TASK REQUIREMENTS:
Wherever the word "true" shows up in a line, please copy that line.

[Records from a data source]
<<<<

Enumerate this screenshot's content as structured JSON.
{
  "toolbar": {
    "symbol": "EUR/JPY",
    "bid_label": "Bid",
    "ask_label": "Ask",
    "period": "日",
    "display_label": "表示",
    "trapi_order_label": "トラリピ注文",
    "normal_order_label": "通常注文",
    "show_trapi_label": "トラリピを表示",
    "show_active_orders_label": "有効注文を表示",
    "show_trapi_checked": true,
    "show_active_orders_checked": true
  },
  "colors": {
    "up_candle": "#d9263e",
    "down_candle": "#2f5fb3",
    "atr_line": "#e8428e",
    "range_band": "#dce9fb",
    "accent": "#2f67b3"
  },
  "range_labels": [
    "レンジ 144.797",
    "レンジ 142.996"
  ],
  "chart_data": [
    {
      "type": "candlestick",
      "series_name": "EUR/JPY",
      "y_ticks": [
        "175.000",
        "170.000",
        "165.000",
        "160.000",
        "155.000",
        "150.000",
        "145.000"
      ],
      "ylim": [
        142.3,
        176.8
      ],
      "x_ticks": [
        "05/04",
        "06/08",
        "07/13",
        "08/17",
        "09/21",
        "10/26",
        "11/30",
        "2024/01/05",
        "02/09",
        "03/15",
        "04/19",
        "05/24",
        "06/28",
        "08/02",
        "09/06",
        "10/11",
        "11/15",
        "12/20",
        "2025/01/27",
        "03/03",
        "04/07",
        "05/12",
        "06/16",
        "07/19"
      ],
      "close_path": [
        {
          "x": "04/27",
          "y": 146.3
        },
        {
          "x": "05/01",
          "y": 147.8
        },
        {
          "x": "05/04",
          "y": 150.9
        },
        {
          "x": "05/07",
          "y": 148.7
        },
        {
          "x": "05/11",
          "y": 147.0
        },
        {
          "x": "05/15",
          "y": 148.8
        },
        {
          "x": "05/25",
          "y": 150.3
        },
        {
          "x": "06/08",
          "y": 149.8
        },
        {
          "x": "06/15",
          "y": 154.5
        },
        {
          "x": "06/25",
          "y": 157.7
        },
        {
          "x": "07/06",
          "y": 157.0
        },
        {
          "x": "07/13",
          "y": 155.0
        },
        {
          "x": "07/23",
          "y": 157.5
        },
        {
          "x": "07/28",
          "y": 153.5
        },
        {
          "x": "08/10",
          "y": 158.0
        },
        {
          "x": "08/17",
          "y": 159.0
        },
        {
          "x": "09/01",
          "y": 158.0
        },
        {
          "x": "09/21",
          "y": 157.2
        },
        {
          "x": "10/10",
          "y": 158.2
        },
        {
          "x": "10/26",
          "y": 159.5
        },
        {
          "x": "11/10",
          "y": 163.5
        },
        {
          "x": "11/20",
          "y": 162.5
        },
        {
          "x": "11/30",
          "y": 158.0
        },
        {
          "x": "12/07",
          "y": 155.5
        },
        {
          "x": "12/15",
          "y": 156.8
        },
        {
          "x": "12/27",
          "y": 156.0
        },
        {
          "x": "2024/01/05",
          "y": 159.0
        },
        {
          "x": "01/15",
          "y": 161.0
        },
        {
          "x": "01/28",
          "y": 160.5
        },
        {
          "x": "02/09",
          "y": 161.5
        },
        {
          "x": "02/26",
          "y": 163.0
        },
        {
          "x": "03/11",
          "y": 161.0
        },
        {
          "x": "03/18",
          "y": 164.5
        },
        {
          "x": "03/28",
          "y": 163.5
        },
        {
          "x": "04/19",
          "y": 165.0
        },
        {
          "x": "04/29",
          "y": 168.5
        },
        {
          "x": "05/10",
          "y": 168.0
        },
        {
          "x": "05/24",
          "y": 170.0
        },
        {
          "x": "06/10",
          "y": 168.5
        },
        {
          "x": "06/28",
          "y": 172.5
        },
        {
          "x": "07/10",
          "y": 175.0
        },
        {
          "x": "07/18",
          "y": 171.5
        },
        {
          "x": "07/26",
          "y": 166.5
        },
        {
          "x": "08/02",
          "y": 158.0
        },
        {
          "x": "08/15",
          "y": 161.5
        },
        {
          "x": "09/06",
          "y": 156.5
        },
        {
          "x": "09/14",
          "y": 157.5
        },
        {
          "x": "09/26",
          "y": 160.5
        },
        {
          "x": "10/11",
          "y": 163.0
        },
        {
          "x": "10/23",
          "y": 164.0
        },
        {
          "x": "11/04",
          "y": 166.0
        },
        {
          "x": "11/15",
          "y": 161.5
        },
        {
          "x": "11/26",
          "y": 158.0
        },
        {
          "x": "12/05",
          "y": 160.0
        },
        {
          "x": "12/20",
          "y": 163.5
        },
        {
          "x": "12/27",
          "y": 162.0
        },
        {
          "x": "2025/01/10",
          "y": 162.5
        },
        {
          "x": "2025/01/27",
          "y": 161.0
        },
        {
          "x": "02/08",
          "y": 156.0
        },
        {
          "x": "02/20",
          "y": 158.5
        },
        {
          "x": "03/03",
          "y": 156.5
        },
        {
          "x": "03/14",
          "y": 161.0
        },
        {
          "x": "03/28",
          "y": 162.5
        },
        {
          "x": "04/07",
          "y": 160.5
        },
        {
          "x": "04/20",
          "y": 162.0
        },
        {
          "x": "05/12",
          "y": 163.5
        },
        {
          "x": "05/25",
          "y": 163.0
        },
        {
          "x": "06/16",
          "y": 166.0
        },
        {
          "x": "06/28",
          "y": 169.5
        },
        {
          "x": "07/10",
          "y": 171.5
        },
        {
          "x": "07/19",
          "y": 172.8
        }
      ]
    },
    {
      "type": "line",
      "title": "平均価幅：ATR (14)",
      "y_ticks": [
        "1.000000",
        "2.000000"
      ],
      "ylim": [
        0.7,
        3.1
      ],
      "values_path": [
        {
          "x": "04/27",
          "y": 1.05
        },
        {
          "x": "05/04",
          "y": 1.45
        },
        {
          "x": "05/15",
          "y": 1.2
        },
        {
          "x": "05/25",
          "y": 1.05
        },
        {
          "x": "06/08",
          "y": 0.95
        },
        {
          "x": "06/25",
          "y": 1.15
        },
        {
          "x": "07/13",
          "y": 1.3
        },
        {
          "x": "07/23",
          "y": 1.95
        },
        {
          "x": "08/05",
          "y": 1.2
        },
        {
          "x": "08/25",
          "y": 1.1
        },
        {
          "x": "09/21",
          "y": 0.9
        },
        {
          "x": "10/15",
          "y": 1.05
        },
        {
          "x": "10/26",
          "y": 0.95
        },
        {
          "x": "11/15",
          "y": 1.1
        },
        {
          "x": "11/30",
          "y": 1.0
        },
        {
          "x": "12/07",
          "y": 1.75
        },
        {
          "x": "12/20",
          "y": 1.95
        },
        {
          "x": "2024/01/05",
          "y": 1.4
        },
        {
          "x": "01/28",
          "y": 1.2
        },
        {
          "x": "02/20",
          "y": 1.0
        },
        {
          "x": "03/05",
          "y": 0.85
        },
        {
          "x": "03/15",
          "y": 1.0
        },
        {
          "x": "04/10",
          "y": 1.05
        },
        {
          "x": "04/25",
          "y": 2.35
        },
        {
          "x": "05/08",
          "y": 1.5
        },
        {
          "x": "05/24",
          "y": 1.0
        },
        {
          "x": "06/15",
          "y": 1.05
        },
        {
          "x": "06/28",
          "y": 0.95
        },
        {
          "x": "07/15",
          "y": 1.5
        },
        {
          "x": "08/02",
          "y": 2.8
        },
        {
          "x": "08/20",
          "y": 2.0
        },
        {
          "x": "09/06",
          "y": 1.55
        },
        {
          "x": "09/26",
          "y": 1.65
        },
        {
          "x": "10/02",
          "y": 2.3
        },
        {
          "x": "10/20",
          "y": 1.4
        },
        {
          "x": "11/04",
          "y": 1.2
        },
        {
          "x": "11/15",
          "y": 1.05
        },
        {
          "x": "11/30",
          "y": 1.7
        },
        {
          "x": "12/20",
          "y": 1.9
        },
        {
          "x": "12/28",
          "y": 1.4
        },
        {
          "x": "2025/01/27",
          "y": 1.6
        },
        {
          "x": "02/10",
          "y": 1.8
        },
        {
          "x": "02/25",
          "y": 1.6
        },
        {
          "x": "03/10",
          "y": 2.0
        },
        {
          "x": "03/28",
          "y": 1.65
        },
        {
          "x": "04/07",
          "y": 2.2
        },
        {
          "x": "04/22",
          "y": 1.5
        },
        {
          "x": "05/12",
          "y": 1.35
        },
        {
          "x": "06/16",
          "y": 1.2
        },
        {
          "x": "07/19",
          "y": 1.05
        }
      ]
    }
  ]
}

>>>>

PROBLEM SOLUTION:
    "show_trapi_checked": true,
    "show_active_orders_checked": true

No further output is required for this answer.